OBJECTIVE: Go through the material below and copy each line where the word "include" appears.

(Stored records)
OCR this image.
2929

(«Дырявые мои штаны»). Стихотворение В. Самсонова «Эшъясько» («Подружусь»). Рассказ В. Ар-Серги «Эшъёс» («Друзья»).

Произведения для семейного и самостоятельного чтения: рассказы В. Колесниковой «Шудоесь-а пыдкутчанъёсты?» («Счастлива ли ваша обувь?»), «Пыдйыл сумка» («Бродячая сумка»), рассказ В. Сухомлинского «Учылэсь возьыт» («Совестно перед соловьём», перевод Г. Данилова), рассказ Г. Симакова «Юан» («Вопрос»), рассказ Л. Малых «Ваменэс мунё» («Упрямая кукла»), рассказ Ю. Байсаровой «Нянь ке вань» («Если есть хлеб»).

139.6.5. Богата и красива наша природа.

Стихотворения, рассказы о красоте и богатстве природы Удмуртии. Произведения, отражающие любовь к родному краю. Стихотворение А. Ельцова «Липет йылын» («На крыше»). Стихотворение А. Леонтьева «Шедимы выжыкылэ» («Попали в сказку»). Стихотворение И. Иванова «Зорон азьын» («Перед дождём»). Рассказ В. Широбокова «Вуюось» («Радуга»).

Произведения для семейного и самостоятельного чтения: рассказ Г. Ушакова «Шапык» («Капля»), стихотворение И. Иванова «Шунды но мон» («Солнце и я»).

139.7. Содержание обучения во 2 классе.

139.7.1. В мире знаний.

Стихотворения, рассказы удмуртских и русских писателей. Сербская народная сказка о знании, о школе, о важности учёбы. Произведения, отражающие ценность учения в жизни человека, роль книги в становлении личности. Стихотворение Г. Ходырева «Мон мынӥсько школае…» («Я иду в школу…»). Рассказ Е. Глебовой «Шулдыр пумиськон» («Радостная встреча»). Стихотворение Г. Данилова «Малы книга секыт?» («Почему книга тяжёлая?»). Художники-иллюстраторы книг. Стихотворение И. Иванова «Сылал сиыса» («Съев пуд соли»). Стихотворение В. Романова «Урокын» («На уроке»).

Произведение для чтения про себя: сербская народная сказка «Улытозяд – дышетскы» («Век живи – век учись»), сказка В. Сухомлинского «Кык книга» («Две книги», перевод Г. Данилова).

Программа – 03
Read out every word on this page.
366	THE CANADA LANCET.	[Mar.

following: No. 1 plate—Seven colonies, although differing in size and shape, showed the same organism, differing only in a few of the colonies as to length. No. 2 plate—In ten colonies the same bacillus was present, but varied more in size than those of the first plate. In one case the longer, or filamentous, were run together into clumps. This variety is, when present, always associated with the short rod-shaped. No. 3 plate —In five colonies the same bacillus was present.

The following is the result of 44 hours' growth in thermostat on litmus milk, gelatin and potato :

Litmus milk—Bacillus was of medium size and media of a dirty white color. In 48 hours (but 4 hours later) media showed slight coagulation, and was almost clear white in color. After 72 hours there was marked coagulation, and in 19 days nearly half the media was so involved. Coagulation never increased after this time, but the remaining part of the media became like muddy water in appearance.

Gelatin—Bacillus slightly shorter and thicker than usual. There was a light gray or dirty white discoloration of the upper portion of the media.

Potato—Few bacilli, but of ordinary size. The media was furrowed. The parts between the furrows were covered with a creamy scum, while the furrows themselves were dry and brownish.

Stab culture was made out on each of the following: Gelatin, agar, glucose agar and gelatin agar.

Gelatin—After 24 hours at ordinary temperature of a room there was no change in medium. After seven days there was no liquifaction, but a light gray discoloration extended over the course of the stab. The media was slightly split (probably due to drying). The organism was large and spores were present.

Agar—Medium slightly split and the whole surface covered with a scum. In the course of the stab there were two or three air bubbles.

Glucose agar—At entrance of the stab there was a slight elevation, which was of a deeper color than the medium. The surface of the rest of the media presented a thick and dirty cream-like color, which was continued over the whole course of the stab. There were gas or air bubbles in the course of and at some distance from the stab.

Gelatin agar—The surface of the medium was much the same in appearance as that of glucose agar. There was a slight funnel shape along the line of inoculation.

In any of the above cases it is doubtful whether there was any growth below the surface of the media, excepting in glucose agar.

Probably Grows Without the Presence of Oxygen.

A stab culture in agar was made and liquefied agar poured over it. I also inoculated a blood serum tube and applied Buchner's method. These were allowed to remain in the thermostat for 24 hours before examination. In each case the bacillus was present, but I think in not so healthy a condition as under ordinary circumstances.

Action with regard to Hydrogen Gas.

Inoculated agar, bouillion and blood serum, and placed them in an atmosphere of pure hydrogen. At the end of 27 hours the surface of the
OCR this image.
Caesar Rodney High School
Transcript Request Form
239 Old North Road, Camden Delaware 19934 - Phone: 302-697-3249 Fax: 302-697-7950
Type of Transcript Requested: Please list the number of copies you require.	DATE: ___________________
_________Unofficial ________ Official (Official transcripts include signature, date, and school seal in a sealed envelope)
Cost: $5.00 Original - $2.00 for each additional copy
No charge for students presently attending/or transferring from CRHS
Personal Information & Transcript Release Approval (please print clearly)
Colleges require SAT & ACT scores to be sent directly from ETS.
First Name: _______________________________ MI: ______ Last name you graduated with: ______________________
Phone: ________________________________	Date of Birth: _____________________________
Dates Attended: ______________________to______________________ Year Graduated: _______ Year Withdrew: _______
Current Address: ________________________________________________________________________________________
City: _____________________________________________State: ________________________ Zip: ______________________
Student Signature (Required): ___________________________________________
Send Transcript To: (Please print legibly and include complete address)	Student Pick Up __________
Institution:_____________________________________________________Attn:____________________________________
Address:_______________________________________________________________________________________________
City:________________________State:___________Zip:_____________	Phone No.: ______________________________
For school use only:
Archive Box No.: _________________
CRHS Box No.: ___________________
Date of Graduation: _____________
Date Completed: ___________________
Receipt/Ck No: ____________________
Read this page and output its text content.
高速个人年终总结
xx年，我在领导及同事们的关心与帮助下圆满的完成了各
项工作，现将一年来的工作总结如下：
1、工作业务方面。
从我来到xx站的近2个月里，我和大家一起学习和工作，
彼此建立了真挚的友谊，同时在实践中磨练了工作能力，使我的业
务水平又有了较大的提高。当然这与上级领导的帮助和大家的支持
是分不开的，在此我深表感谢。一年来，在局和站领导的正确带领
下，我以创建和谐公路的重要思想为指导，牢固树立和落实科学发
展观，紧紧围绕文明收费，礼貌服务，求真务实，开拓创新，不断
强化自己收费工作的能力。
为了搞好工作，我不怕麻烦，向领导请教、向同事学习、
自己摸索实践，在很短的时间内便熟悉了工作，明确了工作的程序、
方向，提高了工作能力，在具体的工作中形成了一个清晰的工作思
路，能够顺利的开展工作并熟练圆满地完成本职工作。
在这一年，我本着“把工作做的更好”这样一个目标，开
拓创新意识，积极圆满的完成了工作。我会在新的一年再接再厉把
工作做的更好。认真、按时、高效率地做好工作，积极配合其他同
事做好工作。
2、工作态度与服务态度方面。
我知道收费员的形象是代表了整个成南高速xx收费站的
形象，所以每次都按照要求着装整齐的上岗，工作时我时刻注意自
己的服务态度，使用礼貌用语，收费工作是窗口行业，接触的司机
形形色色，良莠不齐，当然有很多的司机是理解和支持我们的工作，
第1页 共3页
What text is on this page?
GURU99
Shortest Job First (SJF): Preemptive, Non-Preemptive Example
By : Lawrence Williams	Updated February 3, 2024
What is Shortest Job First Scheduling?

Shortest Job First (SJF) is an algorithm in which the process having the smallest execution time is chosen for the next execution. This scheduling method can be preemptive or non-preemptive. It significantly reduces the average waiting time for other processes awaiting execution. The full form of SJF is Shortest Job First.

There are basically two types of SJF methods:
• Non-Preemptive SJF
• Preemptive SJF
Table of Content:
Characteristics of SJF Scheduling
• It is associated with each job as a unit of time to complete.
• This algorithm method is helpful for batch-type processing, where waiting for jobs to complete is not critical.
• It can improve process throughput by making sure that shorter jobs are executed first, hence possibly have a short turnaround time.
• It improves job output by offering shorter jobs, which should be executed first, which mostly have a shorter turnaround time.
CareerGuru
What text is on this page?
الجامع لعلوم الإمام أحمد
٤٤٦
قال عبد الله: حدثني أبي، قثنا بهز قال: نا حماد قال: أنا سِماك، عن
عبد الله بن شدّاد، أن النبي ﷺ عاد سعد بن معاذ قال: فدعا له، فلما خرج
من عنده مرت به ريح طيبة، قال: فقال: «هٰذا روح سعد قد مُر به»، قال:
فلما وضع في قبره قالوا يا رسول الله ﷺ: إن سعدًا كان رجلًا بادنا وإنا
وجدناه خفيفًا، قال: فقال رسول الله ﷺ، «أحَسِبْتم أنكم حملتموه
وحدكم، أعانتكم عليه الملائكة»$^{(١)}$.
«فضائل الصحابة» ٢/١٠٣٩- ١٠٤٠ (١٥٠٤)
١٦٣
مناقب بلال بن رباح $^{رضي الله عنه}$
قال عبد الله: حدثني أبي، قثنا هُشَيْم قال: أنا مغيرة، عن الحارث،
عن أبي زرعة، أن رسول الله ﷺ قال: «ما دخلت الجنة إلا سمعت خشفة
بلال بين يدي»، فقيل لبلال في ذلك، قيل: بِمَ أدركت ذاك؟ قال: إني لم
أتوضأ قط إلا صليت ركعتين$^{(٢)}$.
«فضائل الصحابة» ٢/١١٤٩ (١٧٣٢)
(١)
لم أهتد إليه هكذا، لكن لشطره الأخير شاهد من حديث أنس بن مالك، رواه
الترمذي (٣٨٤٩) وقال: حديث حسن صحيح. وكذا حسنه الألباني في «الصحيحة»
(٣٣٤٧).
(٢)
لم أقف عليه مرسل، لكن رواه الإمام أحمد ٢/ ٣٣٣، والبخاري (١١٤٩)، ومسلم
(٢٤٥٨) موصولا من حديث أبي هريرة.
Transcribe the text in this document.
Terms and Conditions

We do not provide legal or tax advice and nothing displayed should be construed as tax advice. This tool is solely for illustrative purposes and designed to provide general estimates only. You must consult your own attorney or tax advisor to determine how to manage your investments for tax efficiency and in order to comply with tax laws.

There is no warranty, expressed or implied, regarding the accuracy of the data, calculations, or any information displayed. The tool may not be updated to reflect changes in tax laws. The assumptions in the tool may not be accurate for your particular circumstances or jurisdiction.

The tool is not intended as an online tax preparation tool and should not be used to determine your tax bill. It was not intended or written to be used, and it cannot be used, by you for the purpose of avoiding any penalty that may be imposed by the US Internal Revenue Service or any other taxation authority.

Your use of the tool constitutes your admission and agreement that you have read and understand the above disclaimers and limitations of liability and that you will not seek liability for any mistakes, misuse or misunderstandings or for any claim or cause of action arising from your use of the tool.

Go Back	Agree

OUTPUT FOR THIS EXERCISE:
_________Unofficial ________ Official (Official transcripts include signature, date, and school seal in a sealed envelope)
Send Transcript To: (Please print legibly and include complete address)	Student Pick Up __________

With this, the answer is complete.